Objective: Write out every entry exactly as it appears.

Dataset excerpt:
::::

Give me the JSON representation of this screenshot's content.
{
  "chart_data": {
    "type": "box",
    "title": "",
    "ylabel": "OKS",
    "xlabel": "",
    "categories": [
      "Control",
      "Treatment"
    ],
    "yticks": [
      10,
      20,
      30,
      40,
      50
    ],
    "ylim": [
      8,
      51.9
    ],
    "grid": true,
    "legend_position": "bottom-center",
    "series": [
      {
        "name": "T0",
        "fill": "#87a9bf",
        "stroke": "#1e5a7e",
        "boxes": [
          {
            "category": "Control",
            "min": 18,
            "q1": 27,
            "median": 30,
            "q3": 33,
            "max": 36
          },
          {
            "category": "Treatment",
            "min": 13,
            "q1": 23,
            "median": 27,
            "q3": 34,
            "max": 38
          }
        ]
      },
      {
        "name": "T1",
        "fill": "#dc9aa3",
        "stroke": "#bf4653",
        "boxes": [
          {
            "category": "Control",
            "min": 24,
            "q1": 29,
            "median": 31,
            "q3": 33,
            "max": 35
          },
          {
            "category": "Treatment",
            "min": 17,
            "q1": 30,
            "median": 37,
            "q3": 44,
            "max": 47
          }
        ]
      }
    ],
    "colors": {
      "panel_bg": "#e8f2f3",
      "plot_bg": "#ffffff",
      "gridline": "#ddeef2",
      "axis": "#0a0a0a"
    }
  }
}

::::

Reply:
Give me the JSON representation of this screenshot's content.
{
  "chart_data": {
    "type": "box",
    "title": "",
    "ylabel": "OKS",
    "xlabel": "",
    "categories": [
      "Control",
      "Treatment"
    ],
    "yticks": [
      10,
      20,
      30,
      40,
      50
    ],
    "ylim": [
      8,
      51.9
    ],
    "grid": true,
    "legend_position": "bottom-center",
    "series": [
      {
        "name": "T0",
        "fill": "#87a9bf",
        "stroke": "#1e5a7e",
        "boxes": [
          {
            "category": "Control",
            "min": 18,
            "q1": 27,
            "median": 30,
            "q3": 33,
            "max": 36
          },
          {
            "category": "Treatment",
            "min": 13,
            "q1": 23,
            "median": 27,
            "q3": 34,
            "max": 38
          }
        ]
      },
      {
        "name": "T1",
        "fill": "#dc9aa3",
        "stroke": "#bf4653",
        "boxes": [
          {
            "category": "Control",
            "min": 24,
            "q1": 29,
            "median": 31,
            "q3": 33,
            "max": 35
          },
          {
            "category": "Treatment",
            "min": 17,
            "q1": 30,
            "median": 37,
            "q3": 44,
            "max": 47
          }
        ]
      }
    ],
    "colors": {
      "panel_bg": "#e8f2f3",
      "plot_bg": "#ffffff",
      "gridline": "#ddeef2",
      "axis": "#0a0a0a"
    }
  }
}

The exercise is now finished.